Written exercise:
Repeat each line of the material exactly.

Some records:
<<<<
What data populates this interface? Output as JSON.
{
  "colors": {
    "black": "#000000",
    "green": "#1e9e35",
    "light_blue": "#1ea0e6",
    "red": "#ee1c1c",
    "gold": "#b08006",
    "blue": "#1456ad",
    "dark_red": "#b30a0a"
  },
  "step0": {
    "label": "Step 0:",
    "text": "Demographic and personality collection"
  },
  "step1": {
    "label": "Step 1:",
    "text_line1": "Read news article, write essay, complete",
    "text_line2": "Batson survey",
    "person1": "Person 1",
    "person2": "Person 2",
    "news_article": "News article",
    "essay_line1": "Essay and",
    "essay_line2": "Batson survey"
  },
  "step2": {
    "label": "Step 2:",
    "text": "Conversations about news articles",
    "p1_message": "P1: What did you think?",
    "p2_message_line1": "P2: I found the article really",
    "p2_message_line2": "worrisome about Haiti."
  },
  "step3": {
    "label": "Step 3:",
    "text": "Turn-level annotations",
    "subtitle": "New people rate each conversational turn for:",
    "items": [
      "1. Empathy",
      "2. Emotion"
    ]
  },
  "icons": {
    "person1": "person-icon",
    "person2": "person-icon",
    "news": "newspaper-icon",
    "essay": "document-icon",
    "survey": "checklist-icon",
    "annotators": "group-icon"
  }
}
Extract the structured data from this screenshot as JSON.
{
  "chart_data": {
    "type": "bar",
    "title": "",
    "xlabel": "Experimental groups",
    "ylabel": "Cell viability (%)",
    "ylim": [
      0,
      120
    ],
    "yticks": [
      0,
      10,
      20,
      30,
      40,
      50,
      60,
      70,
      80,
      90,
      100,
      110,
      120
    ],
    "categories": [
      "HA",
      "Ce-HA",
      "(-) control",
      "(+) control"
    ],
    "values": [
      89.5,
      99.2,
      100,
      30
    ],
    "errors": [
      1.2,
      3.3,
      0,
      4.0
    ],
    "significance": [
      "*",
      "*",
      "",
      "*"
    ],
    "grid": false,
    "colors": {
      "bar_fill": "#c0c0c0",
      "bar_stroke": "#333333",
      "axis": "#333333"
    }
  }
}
>>>>
Written solution:
What data populates this interface? Output as JSON.
{
  "colors": {
    "black": "#000000",
    "green": "#1e9e35",
    "light_blue": "#1ea0e6",
    "red": "#ee1c1c",
    "gold": "#b08006",
    "blue": "#1456ad",
    "dark_red": "#b30a0a"
  },
  "step0": {
    "label": "Step 0:",
    "text": "Demographic and personality collection"
  },
  "step1": {
    "label": "Step 1:",
    "text_line1": "Read news article, write essay, complete",
    "text_line2": "Batson survey",
    "person1": "Person 1",
    "person2": "Person 2",
    "news_article": "News article",
    "essay_line1": "Essay and",
    "essay_line2": "Batson survey"
  },
  "step2": {
    "label": "Step 2:",
    "text": "Conversations about news articles",
    "p1_message": "P1: What did you think?",
    "p2_message_line1": "P2: I found the article really",
    "p2_message_line2": "worrisome about Haiti."
  },
  "step3": {
    "label": "Step 3:",
    "text": "Turn-level annotations",
    "subtitle": "New people rate each conversational turn for:",
    "items": [
      "1. Empathy",
      "2. Emotion"
    ]
  },
  "icons": {
    "person1": "person-icon",
    "person2": "person-icon",
    "news": "newspaper-icon",
    "essay": "document-icon",
    "survey": "checklist-icon",
    "annotators": "group-icon"
  }
}
Extract the structured data from this screenshot as JSON.
{
  "chart_data": {
    "type": "bar",
    "title": "",
    "xlabel": "Experimental groups",
    "ylabel": "Cell viability (%)",
    "ylim": [
      0,
      120
    ],
    "yticks": [
      0,
      10,
      20,
      30,
      40,
      50,
      60,
      70,
      80,
      90,
      100,
      110,
      120
    ],
    "categories": [
      "HA",
      "Ce-HA",
      "(-) control",
      "(+) control"
    ],
    "values": [
      89.5,
      99.2,
      100,
      30
    ],
    "errors": [
      1.2,
      3.3,
      0,
      4.0
    ],
    "significance": [
      "*",
      "*",
      "",
      "*"
    ],
    "grid": false,
    "colors": {
      "bar_fill": "#c0c0c0",
      "bar_stroke": "#333333",
      "axis": "#333333"
    }
  }
}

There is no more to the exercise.